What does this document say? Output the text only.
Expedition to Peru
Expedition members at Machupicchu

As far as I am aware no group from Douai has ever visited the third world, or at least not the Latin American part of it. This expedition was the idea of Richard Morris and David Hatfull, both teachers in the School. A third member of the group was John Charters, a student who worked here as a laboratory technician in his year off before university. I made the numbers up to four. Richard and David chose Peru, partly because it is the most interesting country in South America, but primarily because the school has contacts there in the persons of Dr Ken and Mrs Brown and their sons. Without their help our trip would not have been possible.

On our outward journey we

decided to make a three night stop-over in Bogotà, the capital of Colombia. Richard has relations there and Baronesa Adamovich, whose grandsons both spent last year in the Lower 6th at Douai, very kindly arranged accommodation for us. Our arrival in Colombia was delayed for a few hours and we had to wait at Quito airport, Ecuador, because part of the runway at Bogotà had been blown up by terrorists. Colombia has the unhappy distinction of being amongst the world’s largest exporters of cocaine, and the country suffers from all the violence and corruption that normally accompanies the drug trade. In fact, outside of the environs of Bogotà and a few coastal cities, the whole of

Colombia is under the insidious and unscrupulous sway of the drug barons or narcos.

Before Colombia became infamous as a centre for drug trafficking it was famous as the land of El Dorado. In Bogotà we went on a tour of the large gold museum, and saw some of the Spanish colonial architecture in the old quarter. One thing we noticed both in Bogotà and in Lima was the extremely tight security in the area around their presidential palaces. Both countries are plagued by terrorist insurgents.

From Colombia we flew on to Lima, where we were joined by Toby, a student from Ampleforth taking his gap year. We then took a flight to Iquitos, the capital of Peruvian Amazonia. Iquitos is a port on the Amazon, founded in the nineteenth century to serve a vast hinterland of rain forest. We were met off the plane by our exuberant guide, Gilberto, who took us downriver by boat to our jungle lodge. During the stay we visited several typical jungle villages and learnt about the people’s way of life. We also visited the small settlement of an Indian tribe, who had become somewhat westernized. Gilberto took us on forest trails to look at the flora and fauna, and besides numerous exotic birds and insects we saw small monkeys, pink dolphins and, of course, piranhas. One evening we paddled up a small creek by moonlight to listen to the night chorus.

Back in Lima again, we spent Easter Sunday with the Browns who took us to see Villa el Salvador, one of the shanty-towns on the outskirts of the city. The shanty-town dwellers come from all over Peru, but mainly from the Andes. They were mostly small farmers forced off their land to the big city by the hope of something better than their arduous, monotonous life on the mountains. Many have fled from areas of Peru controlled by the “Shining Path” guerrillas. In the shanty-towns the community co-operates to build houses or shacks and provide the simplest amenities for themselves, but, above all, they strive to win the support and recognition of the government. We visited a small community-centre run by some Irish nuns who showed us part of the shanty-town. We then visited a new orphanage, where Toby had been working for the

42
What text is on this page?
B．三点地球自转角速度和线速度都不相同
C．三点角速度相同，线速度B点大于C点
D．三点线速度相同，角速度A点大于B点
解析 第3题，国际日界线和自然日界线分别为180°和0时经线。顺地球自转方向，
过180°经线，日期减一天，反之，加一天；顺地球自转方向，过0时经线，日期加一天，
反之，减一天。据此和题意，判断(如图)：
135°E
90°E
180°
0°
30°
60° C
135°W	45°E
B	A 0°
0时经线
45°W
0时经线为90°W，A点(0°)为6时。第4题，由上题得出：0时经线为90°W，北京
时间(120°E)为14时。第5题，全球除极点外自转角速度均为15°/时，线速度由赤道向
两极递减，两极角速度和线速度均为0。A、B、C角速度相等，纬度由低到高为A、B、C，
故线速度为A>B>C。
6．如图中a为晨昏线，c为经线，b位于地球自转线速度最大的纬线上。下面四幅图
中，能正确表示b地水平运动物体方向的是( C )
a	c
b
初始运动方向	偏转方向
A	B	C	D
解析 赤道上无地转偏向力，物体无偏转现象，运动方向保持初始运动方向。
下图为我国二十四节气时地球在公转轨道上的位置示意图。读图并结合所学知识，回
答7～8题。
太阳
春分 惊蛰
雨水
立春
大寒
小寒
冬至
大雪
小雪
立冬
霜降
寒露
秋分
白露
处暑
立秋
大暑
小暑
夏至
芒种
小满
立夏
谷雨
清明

--

AIM OF THE TASK
Select every line of the material above holding the word "have" and copy it.

REPLY
As far as I am aware no group from Douai has ever visited the third world, or at least not the Latin American part of it. This expedition was the idea of Richard Morris and David Hatfull, both teachers in the School. A third member of the group was John Charters, a student who worked here as a laboratory technician in his year off before university. I made the numbers up to four. Richard and David chose Peru, partly because it is the most interesting country in South America, but primarily because the school has contacts there in the persons of Dr Ken and Mrs Brown and their sons. Without their help our trip would not have been possible.
Back in Lima again, we spent Easter Sunday with the Browns who took us to see Villa el Salvador, one of the shanty-towns on the outskirts of the city. The shanty-town dwellers come from all over Peru, but mainly from the Andes. They were mostly small farmers forced off their land to the big city by the hope of something better than their arduous, monotonous life on the mountains. Many have fled from areas of Peru controlled by the “Shining Path” guerrillas. In the shanty-towns the community co-operates to build houses or shacks and provide the simplest amenities for themselves, but, above all, they strive to win the support and recognition of the government. We visited a small community-centre run by some Irish nuns who showed us part of the shanty-town. We then visited a new orphanage, where Toby had been working for the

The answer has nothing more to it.